Find the line that contains "Extract all readable text from this page." in the entries below. Restate it and every line after it, word for word, with no pictures.

>> Begin Available records

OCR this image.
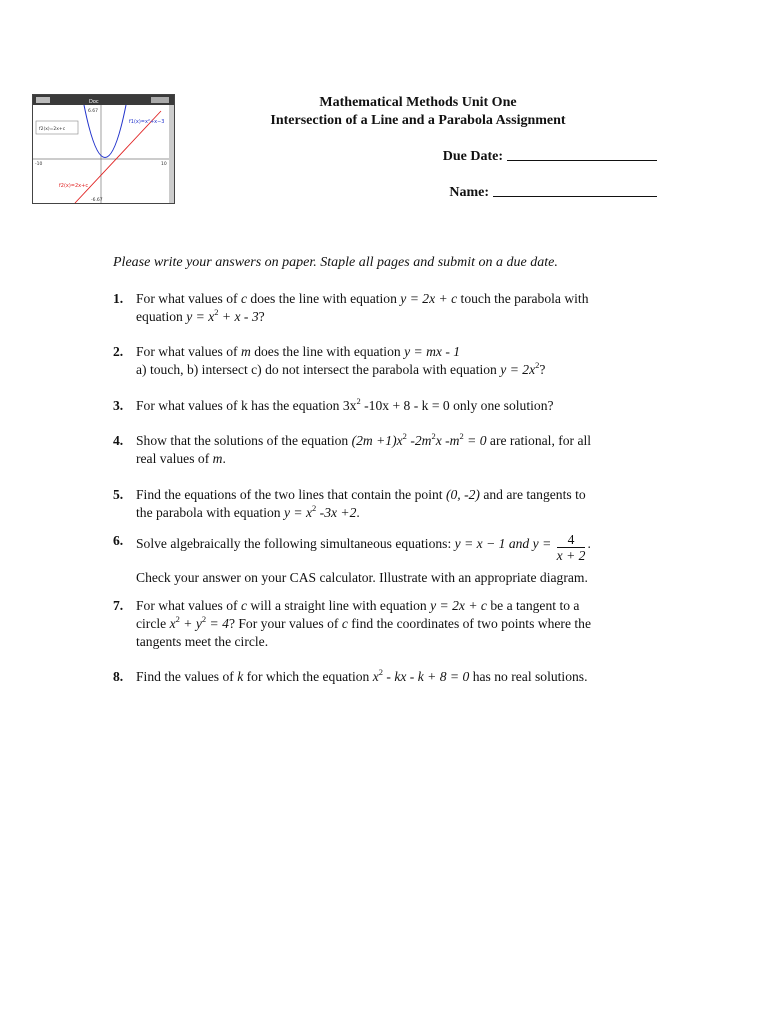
Doc
f2(x)=2x+c
-10	10
6.67
-6.67
f1(x)=x²+x−3
f2(x)=2x+c
Mathematical Methods Unit One
Intersection of a Line and a Parabola Assignment
Due Date:
Name:
Please write your answers on paper. Staple all pages and submit on a due date.
1. For what values of c does the line with equation y = 2x + c touch the parabola with
equation $y = x^2 + x - 3$?
2. For what values of m does the line with equation y = mx - 1
a) touch, b) intersect c) do not intersect the parabola with equation $y = 2x^2$?
3. For what values of k has the equation $3x^2$ -10x + 8 - k = 0 only one solution?
4. Show that the solutions of the equation $(2m +1)x^2$ $-2m^2x$ $-m^2 = 0$ are rational, for all
real values of m.
5. Find the equations of the two lines that contain the point (0, -2) and are tangents to
the parabola with equation $y = x^2$ -3x +2.
6. Solve algebraically the following simultaneous equations: y = x − 1 and $y = \frac{4}{x + 2}$ .
Check your answer on your CAS calculator. Illustrate with an appropriate diagram.
7. For what values of c will a straight line with equation y = 2x + c be a tangent to a
circle $x^2 + y^2 = 4$? For your values of c find the coordinates of two points where the
tangents meet the circle.
8. Find the values of k for which the equation $x^2$ - kx - k + 8 = 0 has no real solutions.
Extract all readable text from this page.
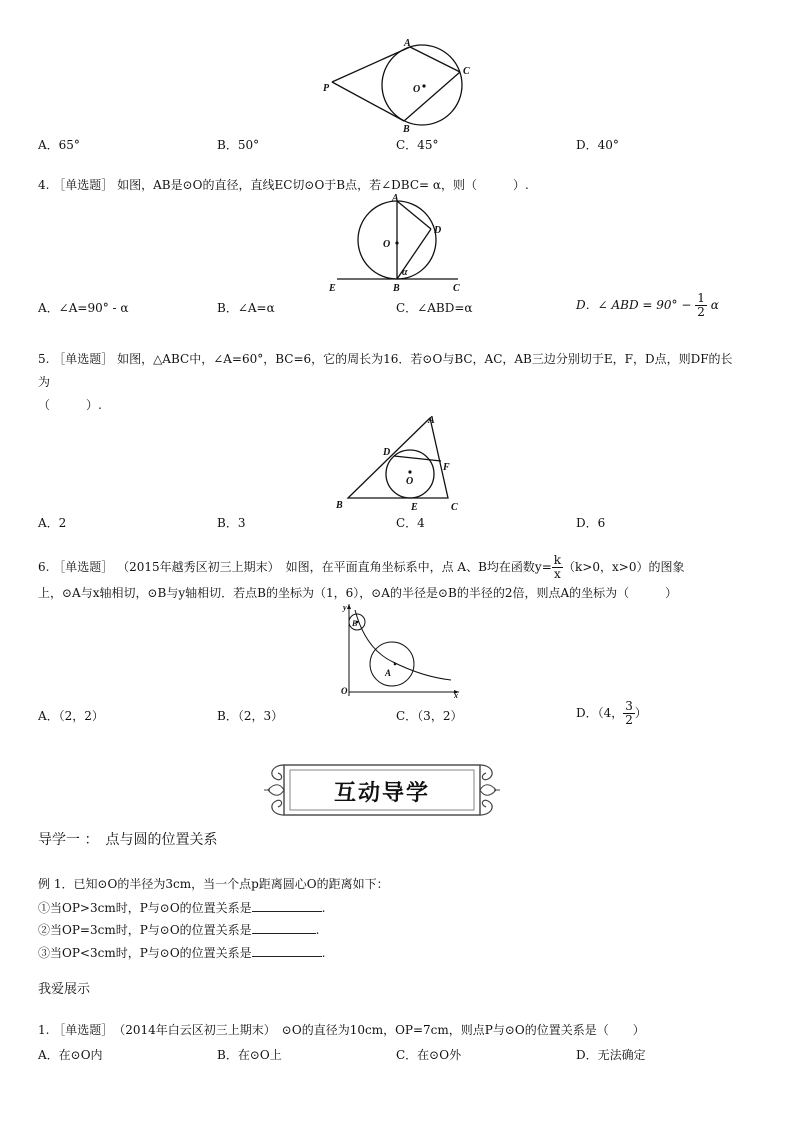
A
C
O
P
B
A．65°	B．50°	C．45°	D．40°
4. ［单选题］ 如图，AB是⊙O的直径，直线EC切⊙O于B点，若∠DBC= α，则（　　　）.
A
O
D
α
E	B	C
A．∠A=90° - α	B．∠A=α	C．∠ABD=α	D．∠ ABD = $90^\circ - \frac{1}{2}$ α
5. ［单选题］ 如图，△ABC中，∠A=60°，BC=6，它的周长为16．若⊙O与BC，AC，AB三边分别切于E，F，D点，则DF的长
为
（　　　）.
A
D
F
O
B	E	C
A．2	B．3	C．4	D．6
6. ［单选题］ （2015年越秀区初三上期末）　如图，在平面直角坐标系中，点 A、B均在函数$y= \frac{k}{x} (k>0$，x>0）的图象
上，⊙A与x轴相切，⊙B与y轴相切．若点B的坐标为（1，6），⊙A的半径是⊙B的半径的2倍，则点A的坐标为（　　　）
y
B
A
O	x
A．（2，2）	B．（2，3）	C．（3，2）	D．（4， $\frac{3}{2}$ ）
互动导学
导学一 ：　点与圆的位置关系
例 1．已知⊙O的半径为3cm，当一个点p距离圆心O的距离如下：
①当OP>3cm时，P与⊙O的位置关系是	.
②当OP=3cm时，P与⊙O的位置关系是	.
③当OP<3cm时，P与⊙O的位置关系是	.
我爱展示
1. ［单选题］　（2014年白云区初三上期末）　⊙O的直径为10cm，OP=7cm，则点P与⊙O的位置关系是（　　）
A．在⊙O内	B．在⊙O上	C．在⊙O外	D．无法确定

>> End Available records

» **Written solution**:
Extract all readable text from this page.
A
C
O
P
B
A．65°	B．50°	C．45°	D．40°
4. ［单选题］ 如图，AB是⊙O的直径，直线EC切⊙O于B点，若∠DBC= α，则（　　　）.
A
O
D
α
E	B	C
A．∠A=90° - α	B．∠A=α	C．∠ABD=α	D．∠ ABD = $90^\circ - \frac{1}{2}$ α
5. ［单选题］ 如图，△ABC中，∠A=60°，BC=6，它的周长为16．若⊙O与BC，AC，AB三边分别切于E，F，D点，则DF的长
为
（　　　）.
A
D
F
O
B	E	C
A．2	B．3	C．4	D．6
6. ［单选题］ （2015年越秀区初三上期末）　如图，在平面直角坐标系中，点 A、B均在函数$y= \frac{k}{x} (k>0$，x>0）的图象
上，⊙A与x轴相切，⊙B与y轴相切．若点B的坐标为（1，6），⊙A的半径是⊙B的半径的2倍，则点A的坐标为（　　　）
y
B
A
O	x
A．（2，2）	B．（2，3）	C．（3，2）	D．（4， $\frac{3}{2}$ ）
互动导学
导学一 ：　点与圆的位置关系
例 1．已知⊙O的半径为3cm，当一个点p距离圆心O的距离如下：
①当OP>3cm时，P与⊙O的位置关系是	.
②当OP=3cm时，P与⊙O的位置关系是	.
③当OP<3cm时，P与⊙O的位置关系是	.
我爱展示
1. ［单选题］　（2014年白云区初三上期末）　⊙O的直径为10cm，OP=7cm，则点P与⊙O的位置关系是（　　）
A．在⊙O内	B．在⊙O上	C．在⊙O外	D．无法确定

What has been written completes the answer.